==== RECORDS SHOWN
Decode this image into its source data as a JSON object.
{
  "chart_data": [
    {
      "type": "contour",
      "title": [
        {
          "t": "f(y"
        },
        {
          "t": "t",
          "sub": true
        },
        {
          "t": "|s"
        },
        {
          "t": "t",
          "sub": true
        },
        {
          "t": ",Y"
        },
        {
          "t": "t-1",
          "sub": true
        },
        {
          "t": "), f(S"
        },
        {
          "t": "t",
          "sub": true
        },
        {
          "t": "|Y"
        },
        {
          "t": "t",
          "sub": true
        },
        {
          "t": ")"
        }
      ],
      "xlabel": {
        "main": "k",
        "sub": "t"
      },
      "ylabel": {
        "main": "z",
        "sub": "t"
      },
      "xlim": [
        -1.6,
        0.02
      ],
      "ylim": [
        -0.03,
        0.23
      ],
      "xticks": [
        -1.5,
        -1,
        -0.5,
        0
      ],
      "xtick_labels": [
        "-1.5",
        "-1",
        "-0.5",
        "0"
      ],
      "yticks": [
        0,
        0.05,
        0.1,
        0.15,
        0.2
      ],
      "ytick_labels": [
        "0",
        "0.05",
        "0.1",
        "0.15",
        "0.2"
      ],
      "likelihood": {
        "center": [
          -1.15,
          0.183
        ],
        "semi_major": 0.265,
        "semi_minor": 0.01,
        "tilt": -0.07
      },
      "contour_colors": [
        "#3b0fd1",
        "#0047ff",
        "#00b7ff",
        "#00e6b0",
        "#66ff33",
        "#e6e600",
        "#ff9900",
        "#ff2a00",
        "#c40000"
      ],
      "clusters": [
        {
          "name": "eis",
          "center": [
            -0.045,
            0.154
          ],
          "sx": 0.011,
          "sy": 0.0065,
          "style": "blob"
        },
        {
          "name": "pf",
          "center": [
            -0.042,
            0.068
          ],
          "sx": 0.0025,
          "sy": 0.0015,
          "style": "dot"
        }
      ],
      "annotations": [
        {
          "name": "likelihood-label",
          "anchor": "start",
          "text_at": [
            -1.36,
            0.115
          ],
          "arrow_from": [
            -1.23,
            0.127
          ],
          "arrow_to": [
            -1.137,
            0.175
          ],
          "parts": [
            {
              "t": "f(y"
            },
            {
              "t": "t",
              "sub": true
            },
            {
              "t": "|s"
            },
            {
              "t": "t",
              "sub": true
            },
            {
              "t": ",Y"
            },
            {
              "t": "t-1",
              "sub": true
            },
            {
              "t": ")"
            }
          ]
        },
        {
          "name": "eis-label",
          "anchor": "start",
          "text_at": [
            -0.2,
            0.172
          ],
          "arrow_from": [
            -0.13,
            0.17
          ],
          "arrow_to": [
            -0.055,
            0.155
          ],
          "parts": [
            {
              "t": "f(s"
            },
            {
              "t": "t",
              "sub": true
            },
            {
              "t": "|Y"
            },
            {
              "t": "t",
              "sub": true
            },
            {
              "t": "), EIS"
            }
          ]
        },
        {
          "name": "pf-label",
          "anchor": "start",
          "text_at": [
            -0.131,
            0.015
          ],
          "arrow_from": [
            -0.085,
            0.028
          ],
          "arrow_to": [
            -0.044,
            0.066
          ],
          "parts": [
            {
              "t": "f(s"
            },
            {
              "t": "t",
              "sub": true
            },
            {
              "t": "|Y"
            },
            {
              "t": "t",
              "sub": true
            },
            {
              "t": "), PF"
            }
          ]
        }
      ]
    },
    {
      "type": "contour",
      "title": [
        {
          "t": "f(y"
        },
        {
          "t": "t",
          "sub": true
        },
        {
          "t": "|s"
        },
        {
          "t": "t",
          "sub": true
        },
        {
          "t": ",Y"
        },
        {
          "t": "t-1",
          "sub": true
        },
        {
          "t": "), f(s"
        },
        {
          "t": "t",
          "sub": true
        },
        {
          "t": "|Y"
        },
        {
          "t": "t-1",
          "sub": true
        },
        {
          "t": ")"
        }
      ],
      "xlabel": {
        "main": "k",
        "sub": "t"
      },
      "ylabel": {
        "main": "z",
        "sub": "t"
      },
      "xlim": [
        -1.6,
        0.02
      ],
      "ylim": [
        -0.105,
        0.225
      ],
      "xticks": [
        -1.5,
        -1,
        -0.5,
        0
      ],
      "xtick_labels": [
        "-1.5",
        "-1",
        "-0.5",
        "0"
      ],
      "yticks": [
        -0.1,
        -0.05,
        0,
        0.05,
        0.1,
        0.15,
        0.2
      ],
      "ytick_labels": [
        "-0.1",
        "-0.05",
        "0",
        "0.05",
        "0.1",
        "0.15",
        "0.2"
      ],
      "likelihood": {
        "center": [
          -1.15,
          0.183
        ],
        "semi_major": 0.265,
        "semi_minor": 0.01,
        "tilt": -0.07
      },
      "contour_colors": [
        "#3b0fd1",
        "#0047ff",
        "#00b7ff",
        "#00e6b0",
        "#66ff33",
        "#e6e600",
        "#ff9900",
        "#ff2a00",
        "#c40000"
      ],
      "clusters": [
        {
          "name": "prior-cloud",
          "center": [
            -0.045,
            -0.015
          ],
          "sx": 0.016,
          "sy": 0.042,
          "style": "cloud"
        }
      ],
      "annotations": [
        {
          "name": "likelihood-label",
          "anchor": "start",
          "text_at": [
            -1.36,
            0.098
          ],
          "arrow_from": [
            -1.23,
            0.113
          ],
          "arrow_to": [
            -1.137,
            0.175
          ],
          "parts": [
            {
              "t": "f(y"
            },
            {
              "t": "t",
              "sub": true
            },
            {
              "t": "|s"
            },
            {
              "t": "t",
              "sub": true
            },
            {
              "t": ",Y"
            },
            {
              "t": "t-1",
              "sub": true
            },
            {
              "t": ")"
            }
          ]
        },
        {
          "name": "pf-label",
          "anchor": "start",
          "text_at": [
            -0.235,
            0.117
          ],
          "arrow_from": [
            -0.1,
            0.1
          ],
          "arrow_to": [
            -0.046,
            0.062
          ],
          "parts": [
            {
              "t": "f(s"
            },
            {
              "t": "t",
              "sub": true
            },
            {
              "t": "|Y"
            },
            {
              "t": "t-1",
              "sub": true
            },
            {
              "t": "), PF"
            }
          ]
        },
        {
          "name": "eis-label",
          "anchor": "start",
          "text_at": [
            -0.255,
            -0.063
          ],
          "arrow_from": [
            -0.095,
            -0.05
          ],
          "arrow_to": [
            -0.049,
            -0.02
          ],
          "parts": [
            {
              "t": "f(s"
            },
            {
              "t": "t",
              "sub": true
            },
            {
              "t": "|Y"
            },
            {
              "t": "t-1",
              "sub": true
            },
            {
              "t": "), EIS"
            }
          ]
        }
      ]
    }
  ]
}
========
* **CHALLENGE**
Restate the records, all of them, precisely as written.

* **WORKED SOLUTION**
Decode this image into its source data as a JSON object.
{
  "chart_data": [
    {
      "type": "contour",
      "title": [
        {
          "t": "f(y"
        },
        {
          "t": "t",
          "sub": true
        },
        {
          "t": "|s"
        },
        {
          "t": "t",
          "sub": true
        },
        {
          "t": ",Y"
        },
        {
          "t": "t-1",
          "sub": true
        },
        {
          "t": "), f(S"
        },
        {
          "t": "t",
          "sub": true
        },
        {
          "t": "|Y"
        },
        {
          "t": "t",
          "sub": true
        },
        {
          "t": ")"
        }
      ],
      "xlabel": {
        "main": "k",
        "sub": "t"
      },
      "ylabel": {
        "main": "z",
        "sub": "t"
      },
      "xlim": [
        -1.6,
        0.02
      ],
      "ylim": [
        -0.03,
        0.23
      ],
      "xticks": [
        -1.5,
        -1,
        -0.5,
        0
      ],
      "xtick_labels": [
        "-1.5",
        "-1",
        "-0.5",
        "0"
      ],
      "yticks": [
        0,
        0.05,
        0.1,
        0.15,
        0.2
      ],
      "ytick_labels": [
        "0",
        "0.05",
        "0.1",
        "0.15",
        "0.2"
      ],
      "likelihood": {
        "center": [
          -1.15,
          0.183
        ],
        "semi_major": 0.265,
        "semi_minor": 0.01,
        "tilt": -0.07
      },
      "contour_colors": [
        "#3b0fd1",
        "#0047ff",
        "#00b7ff",
        "#00e6b0",
        "#66ff33",
        "#e6e600",
        "#ff9900",
        "#ff2a00",
        "#c40000"
      ],
      "clusters": [
        {
          "name": "eis",
          "center": [
            -0.045,
            0.154
          ],
          "sx": 0.011,
          "sy": 0.0065,
          "style": "blob"
        },
        {
          "name": "pf",
          "center": [
            -0.042,
            0.068
          ],
          "sx": 0.0025,
          "sy": 0.0015,
          "style": "dot"
        }
      ],
      "annotations": [
        {
          "name": "likelihood-label",
          "anchor": "start",
          "text_at": [
            -1.36,
            0.115
          ],
          "arrow_from": [
            -1.23,
            0.127
          ],
          "arrow_to": [
            -1.137,
            0.175
          ],
          "parts": [
            {
              "t": "f(y"
            },
            {
              "t": "t",
              "sub": true
            },
            {
              "t": "|s"
            },
            {
              "t": "t",
              "sub": true
            },
            {
              "t": ",Y"
            },
            {
              "t": "t-1",
              "sub": true
            },
            {
              "t": ")"
            }
          ]
        },
        {
          "name": "eis-label",
          "anchor": "start",
          "text_at": [
            -0.2,
            0.172
          ],
          "arrow_from": [
            -0.13,
            0.17
          ],
          "arrow_to": [
            -0.055,
            0.155
          ],
          "parts": [
            {
              "t": "f(s"
            },
            {
              "t": "t",
              "sub": true
            },
            {
              "t": "|Y"
            },
            {
              "t": "t",
              "sub": true
            },
            {
              "t": "), EIS"
            }
          ]
        },
        {
          "name": "pf-label",
          "anchor": "start",
          "text_at": [
            -0.131,
            0.015
          ],
          "arrow_from": [
            -0.085,
            0.028
          ],
          "arrow_to": [
            -0.044,
            0.066
          ],
          "parts": [
            {
              "t": "f(s"
            },
            {
              "t": "t",
              "sub": true
            },
            {
              "t": "|Y"
            },
            {
              "t": "t",
              "sub": true
            },
            {
              "t": "), PF"
            }
          ]
        }
      ]
    },
    {
      "type": "contour",
      "title": [
        {
          "t": "f(y"
        },
        {
          "t": "t",
          "sub": true
        },
        {
          "t": "|s"
        },
        {
          "t": "t",
          "sub": true
        },
        {
          "t": ",Y"
        },
        {
          "t": "t-1",
          "sub": true
        },
        {
          "t": "), f(s"
        },
        {
          "t": "t",
          "sub": true
        },
        {
          "t": "|Y"
        },
        {
          "t": "t-1",
          "sub": true
        },
        {
          "t": ")"
        }
      ],
      "xlabel": {
        "main": "k",
        "sub": "t"
      },
      "ylabel": {
        "main": "z",
        "sub": "t"
      },
      "xlim": [
        -1.6,
        0.02
      ],
      "ylim": [
        -0.105,
        0.225
      ],
      "xticks": [
        -1.5,
        -1,
        -0.5,
        0
      ],
      "xtick_labels": [
        "-1.5",
        "-1",
        "-0.5",
        "0"
      ],
      "yticks": [
        -0.1,
        -0.05,
        0,
        0.05,
        0.1,
        0.15,
        0.2
      ],
      "ytick_labels": [
        "-0.1",
        "-0.05",
        "0",
        "0.05",
        "0.1",
        "0.15",
        "0.2"
      ],
      "likelihood": {
        "center": [
          -1.15,
          0.183
        ],
        "semi_major": 0.265,
        "semi_minor": 0.01,
        "tilt": -0.07
      },
      "contour_colors": [
        "#3b0fd1",
        "#0047ff",
        "#00b7ff",
        "#00e6b0",
        "#66ff33",
        "#e6e600",
        "#ff9900",
        "#ff2a00",
        "#c40000"
      ],
      "clusters": [
        {
          "name": "prior-cloud",
          "center": [
            -0.045,
            -0.015
          ],
          "sx": 0.016,
          "sy": 0.042,
          "style": "cloud"
        }
      ],
      "annotations": [
        {
          "name": "likelihood-label",
          "anchor": "start",
          "text_at": [
            -1.36,
            0.098
          ],
          "arrow_from": [
            -1.23,
            0.113
          ],
          "arrow_to": [
            -1.137,
            0.175
          ],
          "parts": [
            {
              "t": "f(y"
            },
            {
              "t": "t",
              "sub": true
            },
            {
              "t": "|s"
            },
            {
              "t": "t",
              "sub": true
            },
            {
              "t": ",Y"
            },
            {
              "t": "t-1",
              "sub": true
            },
            {
              "t": ")"
            }
          ]
        },
        {
          "name": "pf-label",
          "anchor": "start",
          "text_at": [
            -0.235,
            0.117
          ],
          "arrow_from": [
            -0.1,
            0.1
          ],
          "arrow_to": [
            -0.046,
            0.062
          ],
          "parts": [
            {
              "t": "f(s"
            },
            {
              "t": "t",
              "sub": true
            },
            {
              "t": "|Y"
            },
            {
              "t": "t-1",
              "sub": true
            },
            {
              "t": "), PF"
            }
          ]
        },
        {
          "name": "eis-label",
          "anchor": "start",
          "text_at": [
            -0.255,
            -0.063
          ],
          "arrow_from": [
            -0.095,
            -0.05
          ],
          "arrow_to": [
            -0.049,
            -0.02
          ],
          "parts": [
            {
              "t": "f(s"
            },
            {
              "t": "t",
              "sub": true
            },
            {
              "t": "|Y"
            },
            {
              "t": "t-1",
              "sub": true
            },
            {
              "t": "), EIS"
            }
          ]
        }
      ]
    }
  ]
}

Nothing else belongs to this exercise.